Dataset records
####################

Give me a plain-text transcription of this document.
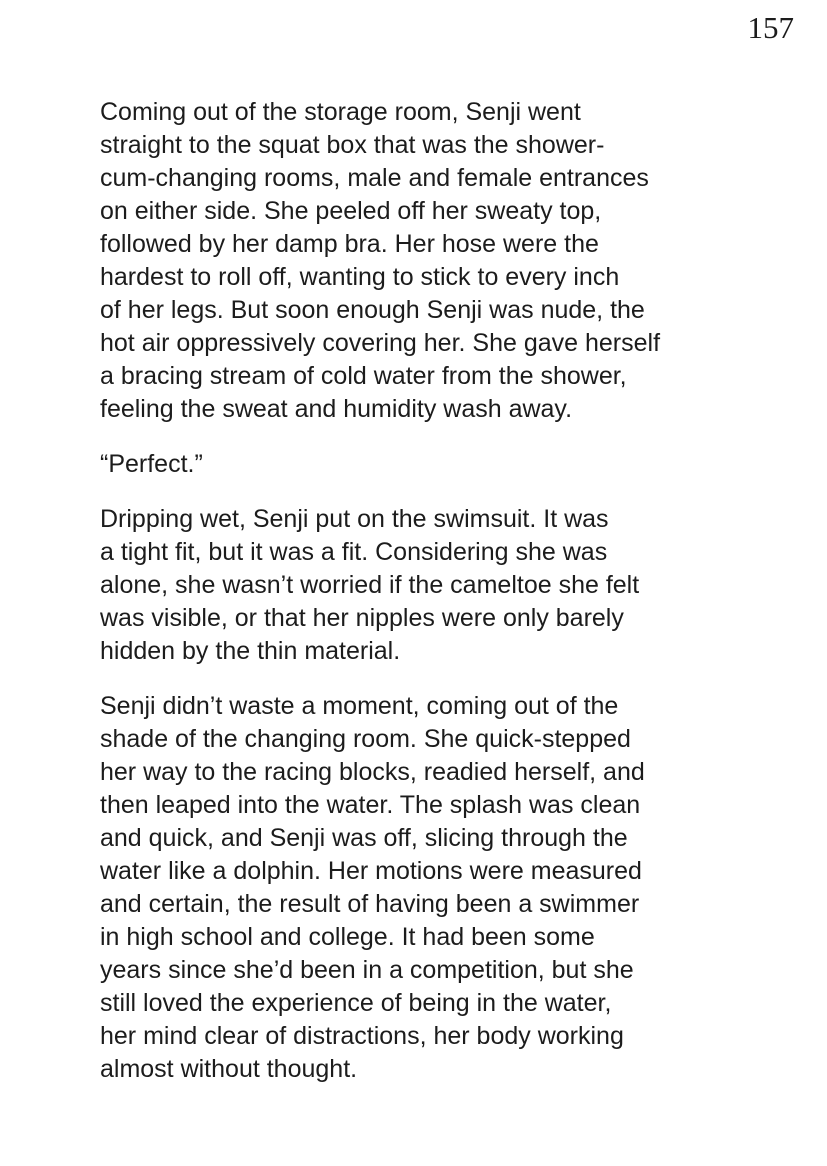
157

Coming out of the storage room, Senji went
straight to the squat box that was the shower-
cum-changing rooms, male and female entrances
on either side. She peeled off her sweaty top,
followed by her damp bra. Her hose were the
hardest to roll off, wanting to stick to every inch
of her legs. But soon enough Senji was nude, the
hot air oppressively covering her. She gave herself
a bracing stream of cold water from the shower,
feeling the sweat and humidity wash away.

“Perfect.”

Dripping wet, Senji put on the swimsuit. It was
a tight fit, but it was a fit. Considering she was
alone, she wasn’t worried if the cameltoe she felt
was visible, or that her nipples were only barely
hidden by the thin material.

Senji didn’t waste a moment, coming out of the
shade of the changing room. She quick-stepped
her way to the racing blocks, readied herself, and
then leaped into the water. The splash was clean
and quick, and Senji was off, slicing through the
water like a dolphin. Her motions were measured
and certain, the result of having been a swimmer
in high school and college. It had been some
years since she’d been in a competition, but she
still loved the experience of being in the water,
her mind clear of distractions, her body working
almost without thought.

####################

▶ Task instructions
Reproduce all of the data exactly; the pictures do not belong in the copy.

▶ Solution to this problem
Give me a plain-text transcription of this document.
157

Coming out of the storage room, Senji went
straight to the squat box that was the shower-
cum-changing rooms, male and female entrances
on either side. She peeled off her sweaty top,
followed by her damp bra. Her hose were the
hardest to roll off, wanting to stick to every inch
of her legs. But soon enough Senji was nude, the
hot air oppressively covering her. She gave herself
a bracing stream of cold water from the shower,
feeling the sweat and humidity wash away.

“Perfect.”

Dripping wet, Senji put on the swimsuit. It was
a tight fit, but it was a fit. Considering she was
alone, she wasn’t worried if the cameltoe she felt
was visible, or that her nipples were only barely
hidden by the thin material.

Senji didn’t waste a moment, coming out of the
shade of the changing room. She quick-stepped
her way to the racing blocks, readied herself, and
then leaped into the water. The splash was clean
and quick, and Senji was off, slicing through the
water like a dolphin. Her motions were measured
and certain, the result of having been a swimmer
in high school and college. It had been some
years since she’d been in a competition, but she
still loved the experience of being in the water,
her mind clear of distractions, her body working
almost without thought.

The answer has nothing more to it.